** start SUPPLIED RECORDS **

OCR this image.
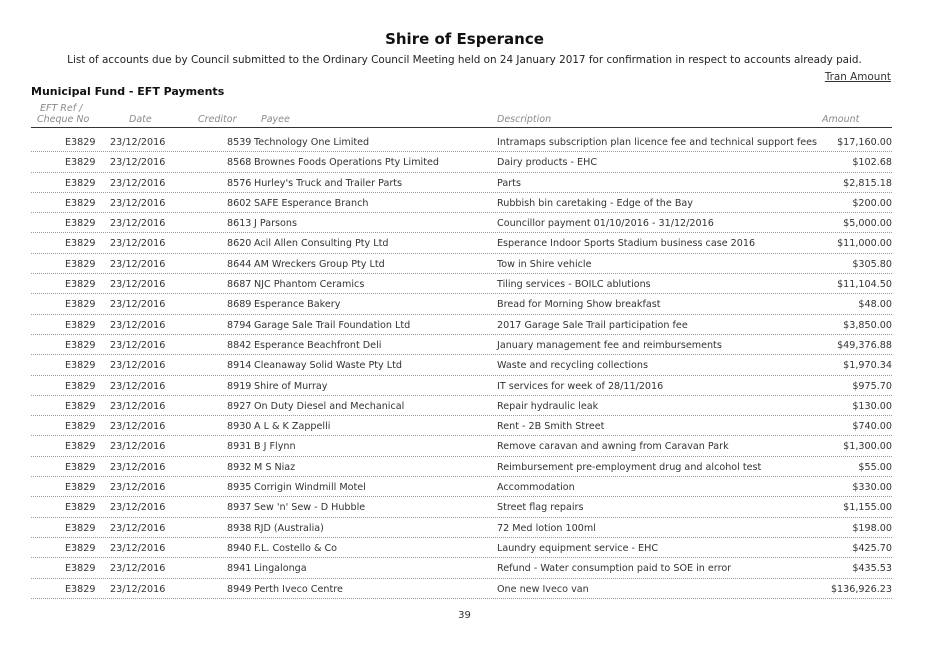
Shire of Esperance
List of accounts due by Council submitted to the Ordinary Council Meeting held on 24 January 2017 for confirmation in respect to accounts already paid.
Tran Amount
Municipal Fund - EFT Payments
EFT Ref /
Cheque No	Date	Creditor	Payee	Description	Amount
E3829 23/12/2016	8539 Technology One Limited	Intramaps subscription plan licence fee and technical support fees $17,160.00
E3829 23/12/2016	8568 Brownes Foods Operations Pty Limited	Dairy products - EHC	$102.68
E3829 23/12/2016	8576 Hurley's Truck and Trailer Parts	Parts	$2,815.18
E3829 23/12/2016	8602 SAFE Esperance Branch	Rubbish bin caretaking - Edge of the Bay	$200.00
E3829 23/12/2016	8613 J Parsons	Councillor payment 01/10/2016 - 31/12/2016	$5,000.00
E3829 23/12/2016	8620 Acil Allen Consulting Pty Ltd	Esperance Indoor Sports Stadium business case 2016	$11,000.00
E3829 23/12/2016	8644 AM Wreckers Group Pty Ltd	Tow in Shire vehicle	$305.80
E3829 23/12/2016	8687 NJC Phantom Ceramics	Tiling services - BOILC ablutions	$11,104.50
E3829 23/12/2016	8689 Esperance Bakery	Bread for Morning Show breakfast	$48.00
E3829 23/12/2016	8794 Garage Sale Trail Foundation Ltd	2017 Garage Sale Trail participation fee	$3,850.00
E3829 23/12/2016	8842 Esperance Beachfront Deli	January management fee and reimbursements	$49,376.88
E3829 23/12/2016	8914 Cleanaway Solid Waste Pty Ltd	Waste and recycling collections	$1,970.34
E3829 23/12/2016	8919 Shire of Murray	IT services for week of 28/11/2016	$975.70
E3829 23/12/2016	8927 On Duty Diesel and Mechanical	Repair hydraulic leak	$130.00
E3829 23/12/2016	8930 A L & K Zappelli	Rent - 2B Smith Street	$740.00
E3829 23/12/2016	8931 B J Flynn	Remove caravan and awning from Caravan Park	$1,300.00
E3829 23/12/2016	8932 M S Niaz	Reimbursement pre-employment drug and alcohol test	$55.00
E3829 23/12/2016	8935 Corrigin Windmill Motel	Accommodation	$330.00
E3829 23/12/2016	8937 Sew 'n' Sew - D Hubble	Street flag repairs	$1,155.00
E3829 23/12/2016	8938 RJD (Australia)	72 Med lotion 100ml	$198.00
E3829 23/12/2016	8940 F.L. Costello & Co	Laundry equipment service - EHC	$425.70
E3829 23/12/2016	8941 Lingalonga	Refund - Water consumption paid to SOE in error	$435.53
E3829 23/12/2016	8949 Perth Iveco Centre	One new Iveco van	$136,926.23
39
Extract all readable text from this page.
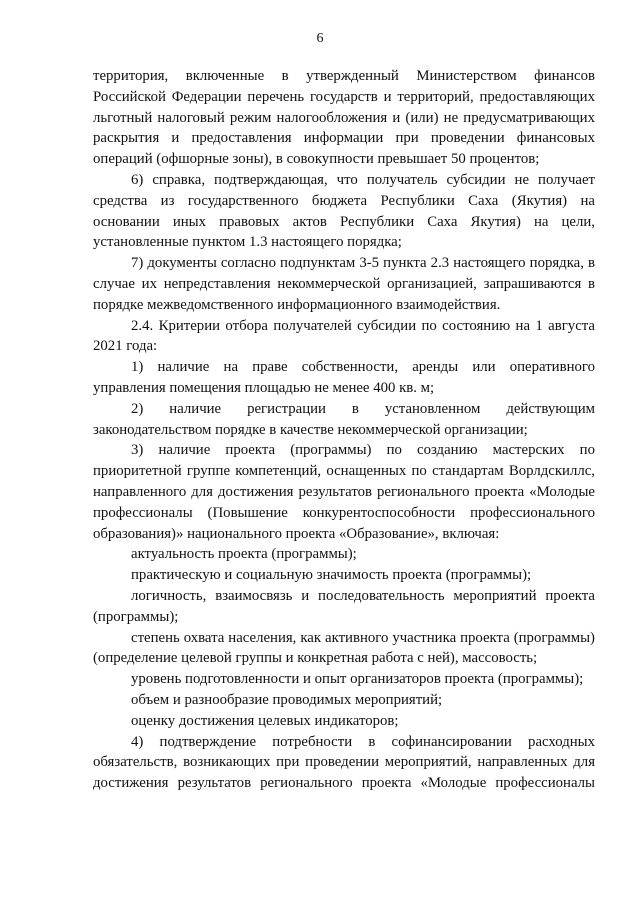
6

территория, включенные в утвержденный Министерством финансов Российской Федерации перечень государств и территорий, предоставляющих льготный налоговый режим налогообложения и (или) не предусматривающих раскрытия и предоставления информации при проведении финансовых операций (офшорные зоны), в совокупности превышает 50 процентов;

6) справка, подтверждающая, что получатель субсидии не получает средства из государственного бюджета Республики Саха (Якутия) на основании иных правовых актов Республики Саха Якутия) на цели, установленные пунктом 1.3 настоящего порядка;

7) документы согласно подпунктам 3-5 пункта 2.3 настоящего порядка, в случае их непредставления некоммерческой организацией, запрашиваются в порядке межведомственного информационного взаимодействия.

2.4. Критерии отбора получателей субсидии по состоянию на 1 августа 2021 года:

1) наличие на праве собственности, аренды или оперативного управления помещения площадью не менее 400 кв. м;

2) наличие регистрации в установленном действующим законодательством порядке в качестве некоммерческой организации;

3) наличие проекта (программы) по созданию мастерских по приоритетной группе компетенций, оснащенных по стандартам Ворлдскиллс, направленного для достижения результатов регионального проекта «Молодые профессионалы (Повышение конкурентоспособности профессионального образования)» национального проекта «Образование», включая:

актуальность проекта (программы);

практическую и социальную значимость проекта (программы);

логичность, взаимосвязь и последовательность мероприятий проекта (программы);

степень охвата населения, как активного участника проекта (программы) (определение целевой группы и конкретная работа с ней), массовость;

уровень подготовленности и опыт организаторов проекта (программы);

объем и разнообразие проводимых мероприятий;

оценку достижения целевых индикаторов;

4) подтверждение потребности в софинансировании расходных обязательств, возникающих при проведении мероприятий, направленных для достижения результатов регионального проекта «Молодые профессионалы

** end SUPPLIED RECORDS **

== TASK DIRECTIONS ==
List all lines in the material containing the string "paid".

== RESULT OF THIS EXERCISE ==
List of accounts due by Council submitted to the Ordinary Council Meeting held on 24 January 2017 for confirmation in respect to accounts already paid.
E3829 23/12/2016	8941 Lingalonga	Refund - Water consumption paid to SOE in error	$435.53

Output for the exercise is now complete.